* [The exercise]: Gather from the listing below each line that includes the word "pose", and copy it.
··········
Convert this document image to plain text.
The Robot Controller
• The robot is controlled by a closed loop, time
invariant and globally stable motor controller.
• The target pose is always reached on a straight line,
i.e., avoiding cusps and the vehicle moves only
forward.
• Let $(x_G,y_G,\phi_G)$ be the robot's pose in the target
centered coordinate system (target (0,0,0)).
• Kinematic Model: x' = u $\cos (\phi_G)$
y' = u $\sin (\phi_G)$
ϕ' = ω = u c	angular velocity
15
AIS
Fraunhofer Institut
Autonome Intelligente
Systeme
··········
* [Right answer]:
• The target pose is always reached on a straight line,
• Let $(x_G,y_G,\phi_G)$ be the robot's pose in the target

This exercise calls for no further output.